** start Entries provided **

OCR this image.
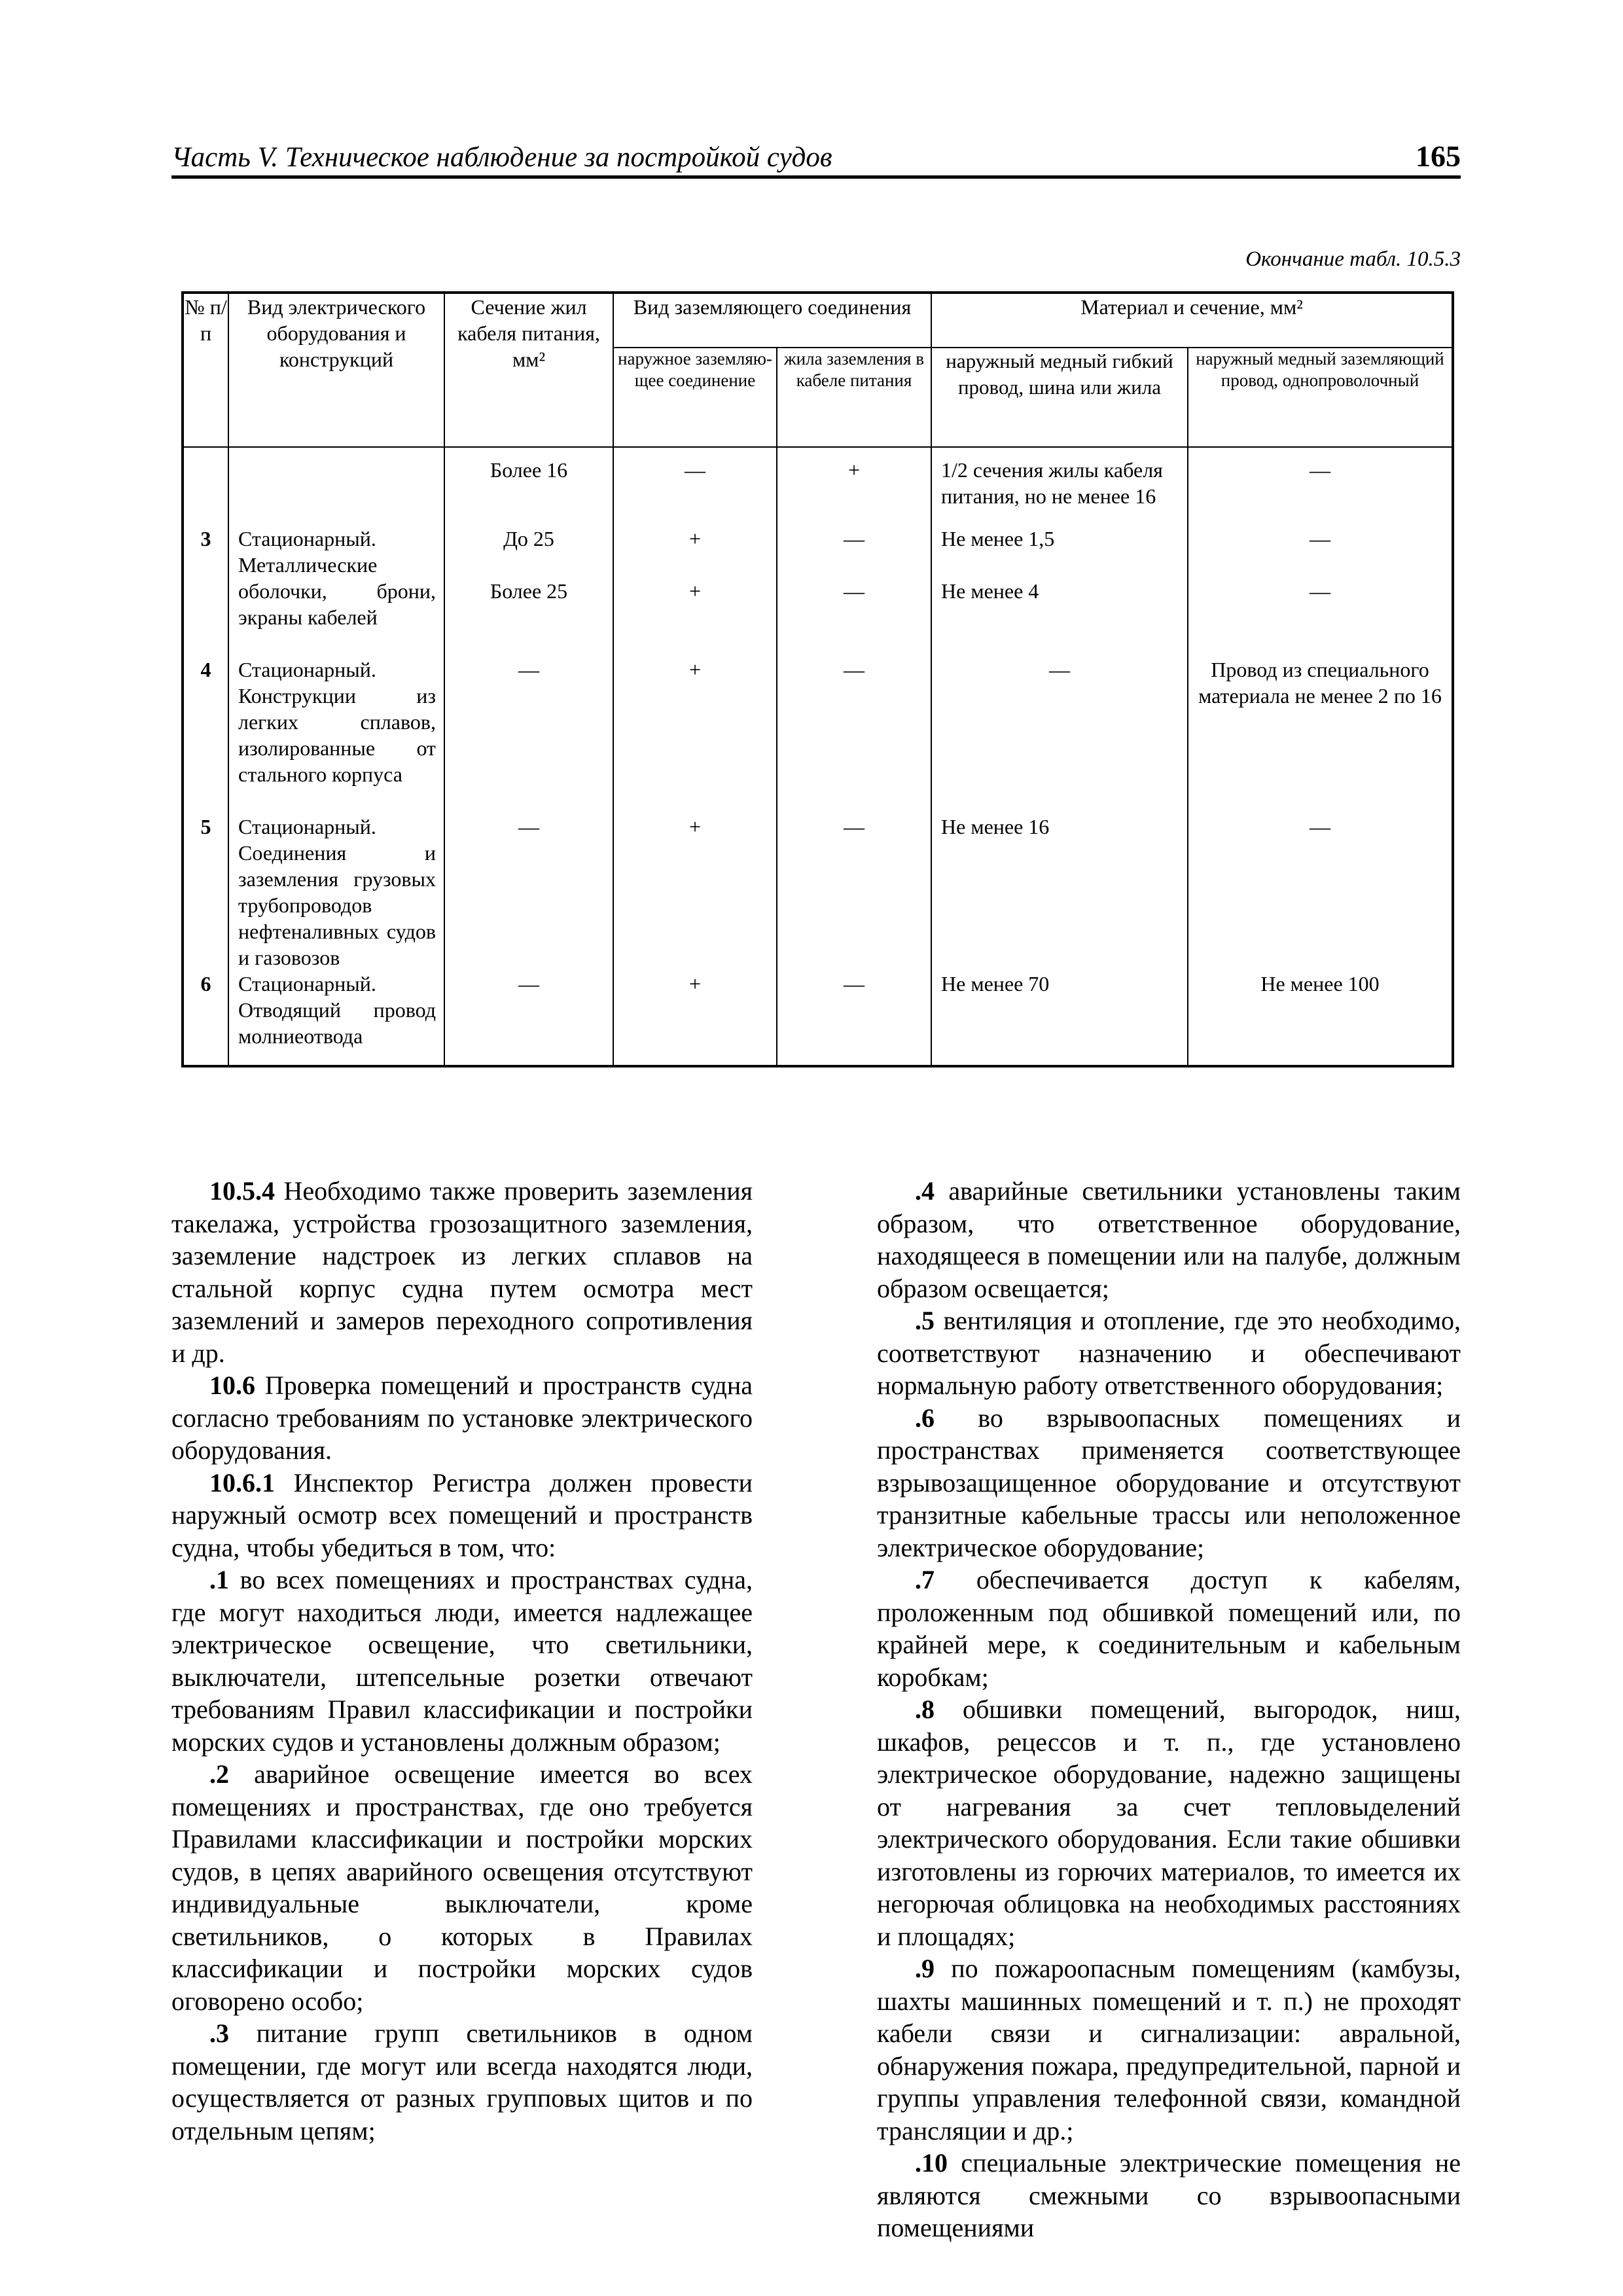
Часть V. Техническое наблюдение за постройкой судов	165
Окончание табл. 10.5.3
№ п/п	Вид электрического оборудования и конструкций	Сечение жил кабеля питания, мм²	Вид заземляющего соединения		Материал и сечение, мм²	
			наружное заземляю-щее соединение	жила заземления в кабеле питания	наружный медный гибкий провод, шина или жила	наружный медный заземляющий провод, однопроволочный
		Более 16	—	+	1/2 сечения жилы кабеля питания, но не менее 16	—
3	Стационарный. Металлические оболочки, брони, экраны кабелей	До 25	+	—	Не менее 1,5	—
		Более 25	+	—	Не менее 4	—
4	Стационарный. Конструкции из легких сплавов, изолированные от стального корпуса	—	+	—	—	Провод из специального материала не менее 2 по 16
5	Стационарный. Соединения и заземления грузовых трубопроводов нефтеналивных судов и газовозов	—	+	—	Не менее 16	—
6	Стационарный. Отводящий провод молниеотвода	—	+	—	Не менее 70	Не менее 100

10.5.4 Необходимо также проверить заземления такелажа, устройства грозозащитного заземления, заземление надстроек из легких сплавов на стальной корпус судна путем осмотра мест заземлений и замеров переходного сопротивления и др.

10.6 Проверка помещений и пространств судна согласно требованиям по установке электрического оборудования.

10.6.1 Инспектор Регистра должен провести наружный осмотр всех помещений и пространств судна, чтобы убедиться в том, что:

.1 во всех помещениях и пространствах судна, где могут находиться люди, имеется надлежащее электрическое освещение, что светильники, выключатели, штепсельные розетки отвечают требованиям Правил классификации и постройки морских судов и установлены должным образом;

.2 аварийное освещение имеется во всех помещениях и пространствах, где оно требуется Правилами классификации и постройки морских судов, в цепях аварийного освещения отсутствуют индивидуальные выключатели, кроме светильников, о которых в Правилах классификации и постройки морских судов оговорено особо;

.3 питание групп светильников в одном помещении, где могут или всегда находятся люди, осуществляется от разных групповых щитов и по отдельным цепям;

.4 аварийные светильники установлены таким образом, что ответственное оборудование, находящееся в помещении или на палубе, должным образом освещается;

.5 вентиляция и отопление, где это необходимо, соответствуют назначению и обеспечивают нормальную работу ответственного оборудования;

.6 во взрывоопасных помещениях и пространствах применяется соответствующее взрывозащищенное оборудование и отсутствуют транзитные кабельные трассы или неположенное электрическое оборудование;

.7 обеспечивается доступ к кабелям, проложенным под обшивкой помещений или, по крайней мере, к соединительным и кабельным коробкам;

.8 обшивки помещений, выгородок, ниш, шкафов, рецессов и т. п., где установлено электрическое оборудование, надежно защищены от нагревания за счет тепловыделений электрического оборудования. Если такие обшивки изготовлены из горючих материалов, то имеется их негорючая облицовка на необходимых расстояниях и площадях;

.9 по пожароопасным помещениям (камбузы, шахты машинных помещений и т. п.) не проходят кабели связи и сигнализации: авральной, обнаружения пожара, предупредительной, парной и группы управления телефонной связи, командной трансляции и др.;

.10 специальные электрические помещения не являются смежными со взрывоопасными помещениями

** end Entries provided **

* Goal
Leave out the pictures and give the rest of the records again exactly.

* Result of this task
OCR this image.
Часть V. Техническое наблюдение за постройкой судов	165
Окончание табл. 10.5.3
№ п/п	Вид электрического оборудования и конструкций	Сечение жил кабеля питания, мм²	Вид заземляющего соединения		Материал и сечение, мм²	
			наружное заземляю-щее соединение	жила заземления в кабеле питания	наружный медный гибкий провод, шина или жила	наружный медный заземляющий провод, однопроволочный
		Более 16	—	+	1/2 сечения жилы кабеля питания, но не менее 16	—
3	Стационарный. Металлические оболочки, брони, экраны кабелей	До 25	+	—	Не менее 1,5	—
		Более 25	+	—	Не менее 4	—
4	Стационарный. Конструкции из легких сплавов, изолированные от стального корпуса	—	+	—	—	Провод из специального материала не менее 2 по 16
5	Стационарный. Соединения и заземления грузовых трубопроводов нефтеналивных судов и газовозов	—	+	—	Не менее 16	—
6	Стационарный. Отводящий провод молниеотвода	—	+	—	Не менее 70	Не менее 100

10.5.4 Необходимо также проверить заземления такелажа, устройства грозозащитного заземления, заземление надстроек из легких сплавов на стальной корпус судна путем осмотра мест заземлений и замеров переходного сопротивления и др.

10.6 Проверка помещений и пространств судна согласно требованиям по установке электрического оборудования.

10.6.1 Инспектор Регистра должен провести наружный осмотр всех помещений и пространств судна, чтобы убедиться в том, что:

.1 во всех помещениях и пространствах судна, где могут находиться люди, имеется надлежащее электрическое освещение, что светильники, выключатели, штепсельные розетки отвечают требованиям Правил классификации и постройки морских судов и установлены должным образом;

.2 аварийное освещение имеется во всех помещениях и пространствах, где оно требуется Правилами классификации и постройки морских судов, в цепях аварийного освещения отсутствуют индивидуальные выключатели, кроме светильников, о которых в Правилах классификации и постройки морских судов оговорено особо;

.3 питание групп светильников в одном помещении, где могут или всегда находятся люди, осуществляется от разных групповых щитов и по отдельным цепям;

.4 аварийные светильники установлены таким образом, что ответственное оборудование, находящееся в помещении или на палубе, должным образом освещается;

.5 вентиляция и отопление, где это необходимо, соответствуют назначению и обеспечивают нормальную работу ответственного оборудования;

.6 во взрывоопасных помещениях и пространствах применяется соответствующее взрывозащищенное оборудование и отсутствуют транзитные кабельные трассы или неположенное электрическое оборудование;

.7 обеспечивается доступ к кабелям, проложенным под обшивкой помещений или, по крайней мере, к соединительным и кабельным коробкам;

.8 обшивки помещений, выгородок, ниш, шкафов, рецессов и т. п., где установлено электрическое оборудование, надежно защищены от нагревания за счет тепловыделений электрического оборудования. Если такие обшивки изготовлены из горючих материалов, то имеется их негорючая облицовка на необходимых расстояниях и площадях;

.9 по пожароопасным помещениям (камбузы, шахты машинных помещений и т. п.) не проходят кабели связи и сигнализации: авральной, обнаружения пожара, предупредительной, парной и группы управления телефонной связи, командной трансляции и др.;

.10 специальные электрические помещения не являются смежными со взрывоопасными помещениями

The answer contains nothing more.